To do>
(1) Please copy the George Bush remembrance from "A note Bush" up to and including "adopted Texas home.".
(2) Carry on writing the George Bush remembrance, starting after its last sentence.

Passage>
══════
AP Memories of Bush 41: “No more decent, honorable, and genuinely nice man ever occupied the Presidency.”

A note Bush sent to AP photographer Mark Duncan thanking him for this picture.

From Connecting, a daily newsletter compiled by Paul Stevens for current and former AP journalists.

Remembering this genuinely nice man’s personal attributes

From Carl P. Leubsdorf –  I first met George Bush on a fall day in 1970, as he toured Texas, campaigning for the U.S. Senate in his chartered DC-3. The lanky, youthful looking Houston congressman struck me as open and friendly, moderate in manner and approach.

But when he spoke, I was struck by the contrast between his manner and his sharply conservative comments. That contrast always seemed present as the man who grew up among the liberal Republicans of his New England youth rose to political power in the far more conservative GOP of his adopted Texas home.

He eagerly embraced the latter’s ideology, as a youthful critic of the 1964 Civil Rights Act, in his sometimes harsh 1988 presidential campaign and in picking abortion rights foes for the federal bench. But he always seemed vaguely uncomfortable doing what he felt he had to do to succeed politically. It may explain why he always seemed more at ease dealing with foreign policy.

One thing never changed: his inherent decency and graciousness, whether dealing with fellow Republicans who undercut his efforts to curb the budget deficit or a press that sometimes treated him unfairly by calling this genuine World War II hero a “wimp” or taking advantage of his good manners to suggest he was out of touch with technological advance.
══════
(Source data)

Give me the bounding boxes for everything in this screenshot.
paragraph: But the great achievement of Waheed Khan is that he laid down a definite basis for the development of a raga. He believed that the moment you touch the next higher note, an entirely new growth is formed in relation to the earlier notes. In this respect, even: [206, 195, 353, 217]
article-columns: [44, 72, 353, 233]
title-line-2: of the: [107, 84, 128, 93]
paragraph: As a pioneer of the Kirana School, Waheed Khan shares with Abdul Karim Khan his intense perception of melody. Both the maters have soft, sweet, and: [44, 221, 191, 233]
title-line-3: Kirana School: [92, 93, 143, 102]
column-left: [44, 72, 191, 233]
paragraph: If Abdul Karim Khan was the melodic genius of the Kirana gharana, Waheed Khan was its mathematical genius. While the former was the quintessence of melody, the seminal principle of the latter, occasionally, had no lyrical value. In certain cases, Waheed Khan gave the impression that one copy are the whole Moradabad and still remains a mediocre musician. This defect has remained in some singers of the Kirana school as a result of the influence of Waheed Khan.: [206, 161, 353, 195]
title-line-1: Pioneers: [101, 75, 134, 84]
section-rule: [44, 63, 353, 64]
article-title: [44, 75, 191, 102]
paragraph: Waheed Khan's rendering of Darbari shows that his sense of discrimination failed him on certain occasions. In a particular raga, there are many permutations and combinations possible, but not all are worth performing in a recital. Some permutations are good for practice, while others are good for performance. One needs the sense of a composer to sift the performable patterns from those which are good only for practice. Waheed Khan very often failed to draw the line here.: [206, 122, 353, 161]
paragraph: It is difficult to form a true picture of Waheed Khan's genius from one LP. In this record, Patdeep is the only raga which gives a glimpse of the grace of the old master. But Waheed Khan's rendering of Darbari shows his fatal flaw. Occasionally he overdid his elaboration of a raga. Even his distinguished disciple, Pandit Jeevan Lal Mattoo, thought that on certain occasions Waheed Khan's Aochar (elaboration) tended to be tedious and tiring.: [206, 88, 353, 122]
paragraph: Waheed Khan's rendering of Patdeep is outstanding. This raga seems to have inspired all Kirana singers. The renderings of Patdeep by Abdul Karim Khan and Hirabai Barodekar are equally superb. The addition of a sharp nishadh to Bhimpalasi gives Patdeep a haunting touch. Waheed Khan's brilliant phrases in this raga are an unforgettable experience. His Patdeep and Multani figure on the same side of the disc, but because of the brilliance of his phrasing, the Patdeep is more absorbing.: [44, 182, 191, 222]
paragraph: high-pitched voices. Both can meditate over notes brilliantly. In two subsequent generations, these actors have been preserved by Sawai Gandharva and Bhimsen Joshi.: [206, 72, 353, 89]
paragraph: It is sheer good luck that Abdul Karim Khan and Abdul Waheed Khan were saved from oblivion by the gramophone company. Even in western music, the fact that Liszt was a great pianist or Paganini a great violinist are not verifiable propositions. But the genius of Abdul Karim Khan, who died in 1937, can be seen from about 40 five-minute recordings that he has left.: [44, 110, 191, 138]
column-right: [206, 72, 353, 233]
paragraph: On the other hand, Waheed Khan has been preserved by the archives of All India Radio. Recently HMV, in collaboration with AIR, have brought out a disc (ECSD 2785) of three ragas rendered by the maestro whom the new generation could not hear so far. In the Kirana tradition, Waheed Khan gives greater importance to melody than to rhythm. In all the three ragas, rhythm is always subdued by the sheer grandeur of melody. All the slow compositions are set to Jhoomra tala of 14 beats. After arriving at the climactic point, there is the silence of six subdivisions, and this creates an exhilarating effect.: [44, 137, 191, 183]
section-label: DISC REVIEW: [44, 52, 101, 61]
══════
Replies>
(1)
A note Bush sent to AP photographer Mark Duncan thanking him for this picture.

From Connecting, a daily newsletter compiled by Paul Stevens for current and former AP journalists.

Remembering this genuinely nice man’s personal attributes

From Carl P. Leubsdorf –  I first met George Bush on a fall day in 1970, as he toured Texas, campaigning for the U.S. Senate in his chartered DC-3. The lanky, youthful looking Houston congressman struck me as open and friendly, moderate in manner and approach.

But when he spoke, I was struck by the contrast between his manner and his sharply conservative comments. That contrast always seemed present as the man who grew up among the liberal Republicans of his New England youth rose to political power in the far more conservative GOP of his adopted Texas home.

(2)
As Americans mourn the 41st president, I’d rather recall this genuinely nice man’s personal attributes, rather than his occasional political missteps.

I remember the gracious host who made visitors feel welcome at his seaside Maine home, in the Vice President’s hillside mansion and in the White House, who welcomed dozens of journalists and their families to his Kennebunkport estate each summer and to the same holiday parties with officials, lawmakers and family friends, instead of segregating them like other presidents and vice presidents.

When I was working on a major profile of him, he invited me and my wife Susan Page to dinner and theater, making sure we met an old friend starring in the show, “Chuck” Heston.

Like many others, I got one of those little notes he wrote to everyone from journalists to county chairmen to heads of state. It chided me for a tongue-in-cheek column in which I predicted his various offspring would emulate his son George and run Texas sports teams.

In the process, I omitted Mrs. Bush. “What about the silver fox?” he asked.

I got another after a 2014 column citing his receipt of the John F. Kennedy Profile in Courage Award and praising his good manners in going out of the way to welcome President Barack Obama to Houston at a time many fellow Republicans were showing him little respect. After saying the JFK Award “means a great deal to me,” he added, “Your nice comments were icing on the cake.”

Bush had a great, sometimes childish sense of humor. In her memoirs, the former first lady recalled how she discovered some grandchildren had downloaded porno pictures using her computer. Several weeks later, she got a letter summoning her to a regional Federal Trade Commission office to discuss the matter.

She asked the former President to read the letter aloud but, when she noticed lots of smiles, “it came to me that my husband had composed this letter. I fell hook, line and sinker—again!”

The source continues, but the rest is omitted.